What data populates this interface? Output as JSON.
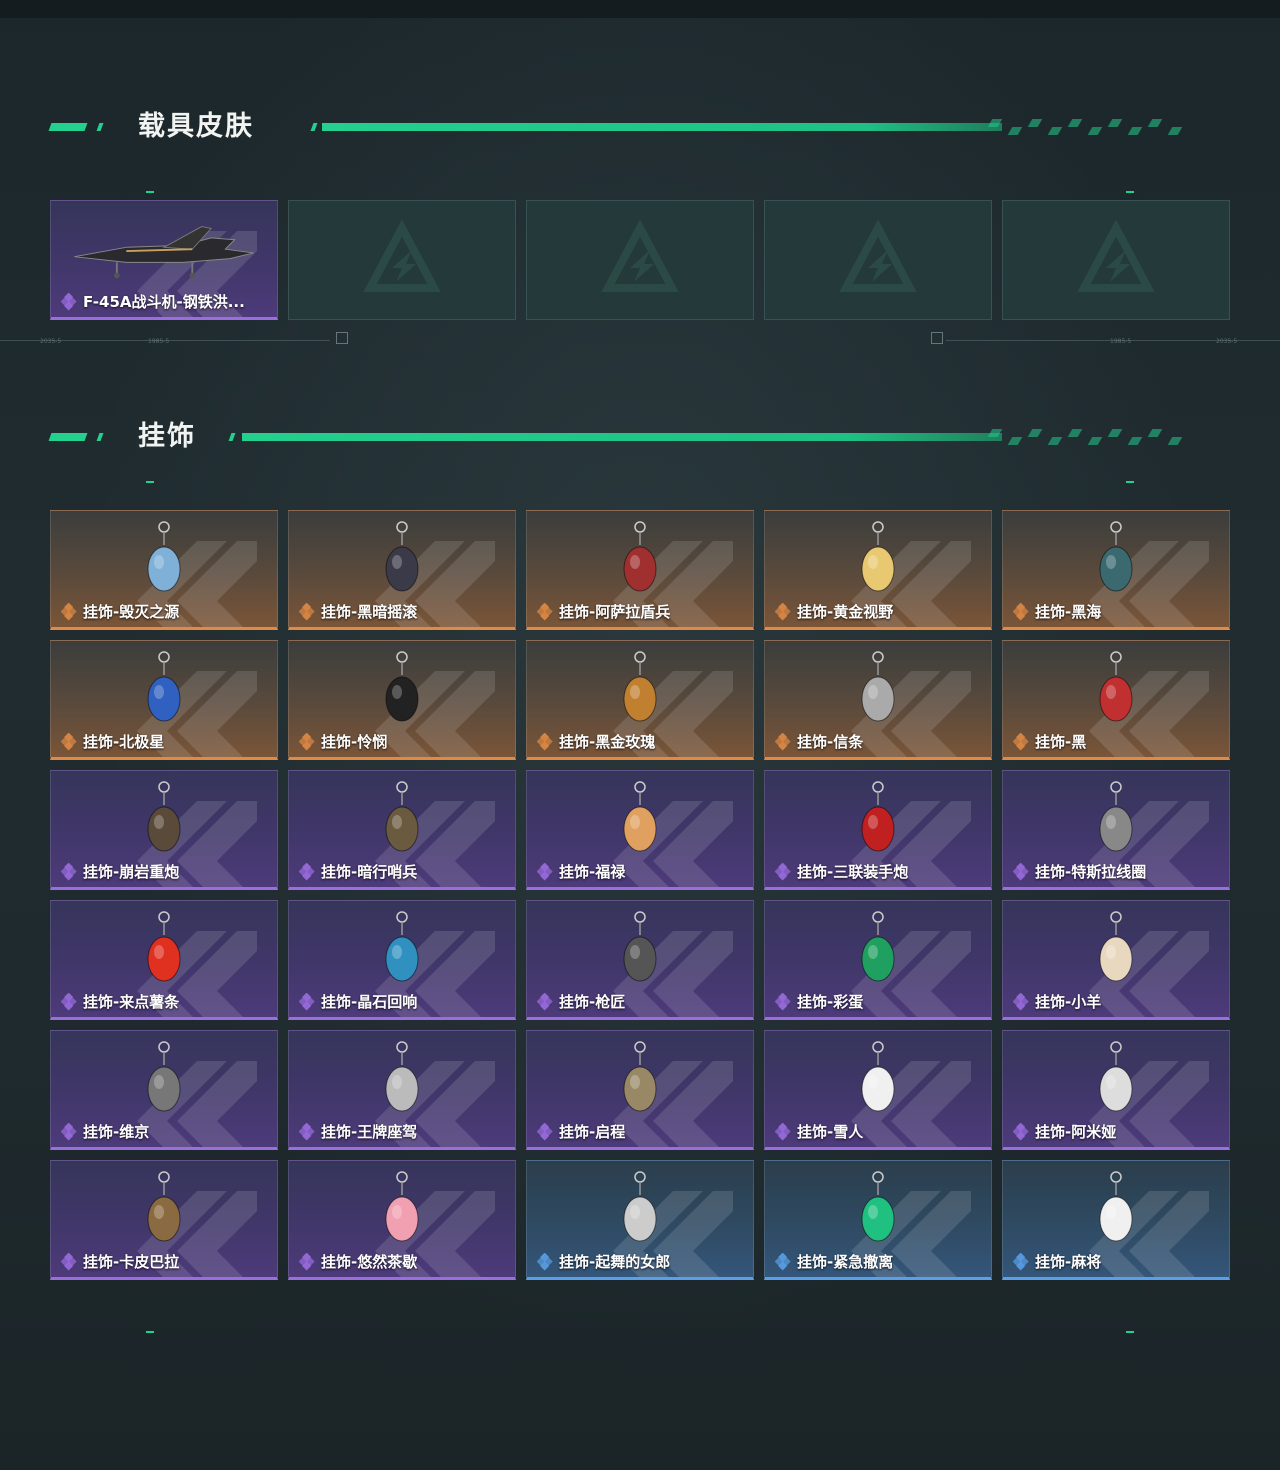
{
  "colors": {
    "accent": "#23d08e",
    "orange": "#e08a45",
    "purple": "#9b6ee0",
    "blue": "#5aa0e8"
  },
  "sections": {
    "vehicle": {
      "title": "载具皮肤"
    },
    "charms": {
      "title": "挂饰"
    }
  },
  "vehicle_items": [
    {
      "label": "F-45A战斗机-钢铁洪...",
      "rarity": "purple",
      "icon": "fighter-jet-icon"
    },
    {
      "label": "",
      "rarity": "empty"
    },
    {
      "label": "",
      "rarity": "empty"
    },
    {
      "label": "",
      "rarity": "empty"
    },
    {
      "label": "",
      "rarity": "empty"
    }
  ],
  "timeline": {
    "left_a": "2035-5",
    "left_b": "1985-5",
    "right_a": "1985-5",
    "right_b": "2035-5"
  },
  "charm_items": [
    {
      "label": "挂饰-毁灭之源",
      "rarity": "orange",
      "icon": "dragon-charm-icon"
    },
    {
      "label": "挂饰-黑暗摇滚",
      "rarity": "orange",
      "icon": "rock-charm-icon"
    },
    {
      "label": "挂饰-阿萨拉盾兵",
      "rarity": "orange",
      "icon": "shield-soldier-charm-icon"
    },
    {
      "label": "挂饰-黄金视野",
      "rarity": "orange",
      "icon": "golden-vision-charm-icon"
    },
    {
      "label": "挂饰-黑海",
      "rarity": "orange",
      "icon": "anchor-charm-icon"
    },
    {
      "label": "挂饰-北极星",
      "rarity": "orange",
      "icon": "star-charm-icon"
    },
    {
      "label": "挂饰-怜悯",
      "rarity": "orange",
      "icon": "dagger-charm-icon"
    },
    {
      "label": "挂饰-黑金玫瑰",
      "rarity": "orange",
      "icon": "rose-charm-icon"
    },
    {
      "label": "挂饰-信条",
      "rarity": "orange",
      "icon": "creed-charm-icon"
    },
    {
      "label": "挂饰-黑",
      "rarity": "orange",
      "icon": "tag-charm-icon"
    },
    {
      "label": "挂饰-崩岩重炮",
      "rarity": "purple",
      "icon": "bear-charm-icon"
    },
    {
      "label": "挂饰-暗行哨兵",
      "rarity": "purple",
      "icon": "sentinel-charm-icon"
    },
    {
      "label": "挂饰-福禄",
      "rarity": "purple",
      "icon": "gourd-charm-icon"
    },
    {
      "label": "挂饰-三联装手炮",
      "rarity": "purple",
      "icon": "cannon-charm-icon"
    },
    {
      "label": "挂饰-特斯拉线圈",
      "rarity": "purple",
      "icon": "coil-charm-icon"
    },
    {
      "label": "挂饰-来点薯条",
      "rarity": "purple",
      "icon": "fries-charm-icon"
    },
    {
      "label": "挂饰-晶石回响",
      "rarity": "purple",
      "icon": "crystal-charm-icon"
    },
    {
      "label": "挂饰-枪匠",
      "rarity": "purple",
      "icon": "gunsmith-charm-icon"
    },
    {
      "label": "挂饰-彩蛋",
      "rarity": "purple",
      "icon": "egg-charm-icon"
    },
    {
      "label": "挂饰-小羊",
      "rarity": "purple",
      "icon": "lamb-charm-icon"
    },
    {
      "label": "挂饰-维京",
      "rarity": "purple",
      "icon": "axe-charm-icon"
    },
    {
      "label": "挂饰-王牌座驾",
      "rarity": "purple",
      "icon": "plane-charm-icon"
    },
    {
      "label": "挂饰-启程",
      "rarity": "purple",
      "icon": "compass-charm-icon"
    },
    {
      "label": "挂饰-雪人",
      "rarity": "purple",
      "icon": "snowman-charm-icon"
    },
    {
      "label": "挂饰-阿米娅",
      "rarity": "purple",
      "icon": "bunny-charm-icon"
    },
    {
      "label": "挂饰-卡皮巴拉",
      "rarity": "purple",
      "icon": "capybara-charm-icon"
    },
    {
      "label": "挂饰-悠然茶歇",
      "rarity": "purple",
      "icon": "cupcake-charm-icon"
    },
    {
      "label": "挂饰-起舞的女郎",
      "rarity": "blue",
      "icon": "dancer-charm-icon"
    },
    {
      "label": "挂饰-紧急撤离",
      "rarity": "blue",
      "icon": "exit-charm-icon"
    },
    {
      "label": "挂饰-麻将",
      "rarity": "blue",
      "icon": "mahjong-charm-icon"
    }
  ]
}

● **WRITTEN REQUEST**
Write out the full listing verbatim, excluding its pictures.

● **EXPECTED OUTPUT**
What data populates this interface? Output as JSON.
{
  "colors": {
    "accent": "#23d08e",
    "orange": "#e08a45",
    "purple": "#9b6ee0",
    "blue": "#5aa0e8"
  },
  "sections": {
    "vehicle": {
      "title": "载具皮肤"
    },
    "charms": {
      "title": "挂饰"
    }
  },
  "vehicle_items": [
    {
      "label": "F-45A战斗机-钢铁洪...",
      "rarity": "purple",
      "icon": "fighter-jet-icon"
    },
    {
      "label": "",
      "rarity": "empty"
    },
    {
      "label": "",
      "rarity": "empty"
    },
    {
      "label": "",
      "rarity": "empty"
    },
    {
      "label": "",
      "rarity": "empty"
    }
  ],
  "timeline": {
    "left_a": "2035-5",
    "left_b": "1985-5",
    "right_a": "1985-5",
    "right_b": "2035-5"
  },
  "charm_items": [
    {
      "label": "挂饰-毁灭之源",
      "rarity": "orange",
      "icon": "dragon-charm-icon"
    },
    {
      "label": "挂饰-黑暗摇滚",
      "rarity": "orange",
      "icon": "rock-charm-icon"
    },
    {
      "label": "挂饰-阿萨拉盾兵",
      "rarity": "orange",
      "icon": "shield-soldier-charm-icon"
    },
    {
      "label": "挂饰-黄金视野",
      "rarity": "orange",
      "icon": "golden-vision-charm-icon"
    },
    {
      "label": "挂饰-黑海",
      "rarity": "orange",
      "icon": "anchor-charm-icon"
    },
    {
      "label": "挂饰-北极星",
      "rarity": "orange",
      "icon": "star-charm-icon"
    },
    {
      "label": "挂饰-怜悯",
      "rarity": "orange",
      "icon": "dagger-charm-icon"
    },
    {
      "label": "挂饰-黑金玫瑰",
      "rarity": "orange",
      "icon": "rose-charm-icon"
    },
    {
      "label": "挂饰-信条",
      "rarity": "orange",
      "icon": "creed-charm-icon"
    },
    {
      "label": "挂饰-黑",
      "rarity": "orange",
      "icon": "tag-charm-icon"
    },
    {
      "label": "挂饰-崩岩重炮",
      "rarity": "purple",
      "icon": "bear-charm-icon"
    },
    {
      "label": "挂饰-暗行哨兵",
      "rarity": "purple",
      "icon": "sentinel-charm-icon"
    },
    {
      "label": "挂饰-福禄",
      "rarity": "purple",
      "icon": "gourd-charm-icon"
    },
    {
      "label": "挂饰-三联装手炮",
      "rarity": "purple",
      "icon": "cannon-charm-icon"
    },
    {
      "label": "挂饰-特斯拉线圈",
      "rarity": "purple",
      "icon": "coil-charm-icon"
    },
    {
      "label": "挂饰-来点薯条",
      "rarity": "purple",
      "icon": "fries-charm-icon"
    },
    {
      "label": "挂饰-晶石回响",
      "rarity": "purple",
      "icon": "crystal-charm-icon"
    },
    {
      "label": "挂饰-枪匠",
      "rarity": "purple",
      "icon": "gunsmith-charm-icon"
    },
    {
      "label": "挂饰-彩蛋",
      "rarity": "purple",
      "icon": "egg-charm-icon"
    },
    {
      "label": "挂饰-小羊",
      "rarity": "purple",
      "icon": "lamb-charm-icon"
    },
    {
      "label": "挂饰-维京",
      "rarity": "purple",
      "icon": "axe-charm-icon"
    },
    {
      "label": "挂饰-王牌座驾",
      "rarity": "purple",
      "icon": "plane-charm-icon"
    },
    {
      "label": "挂饰-启程",
      "rarity": "purple",
      "icon": "compass-charm-icon"
    },
    {
      "label": "挂饰-雪人",
      "rarity": "purple",
      "icon": "snowman-charm-icon"
    },
    {
      "label": "挂饰-阿米娅",
      "rarity": "purple",
      "icon": "bunny-charm-icon"
    },
    {
      "label": "挂饰-卡皮巴拉",
      "rarity": "purple",
      "icon": "capybara-charm-icon"
    },
    {
      "label": "挂饰-悠然茶歇",
      "rarity": "purple",
      "icon": "cupcake-charm-icon"
    },
    {
      "label": "挂饰-起舞的女郎",
      "rarity": "blue",
      "icon": "dancer-charm-icon"
    },
    {
      "label": "挂饰-紧急撤离",
      "rarity": "blue",
      "icon": "exit-charm-icon"
    },
    {
      "label": "挂饰-麻将",
      "rarity": "blue",
      "icon": "mahjong-charm-icon"
    }
  ]
}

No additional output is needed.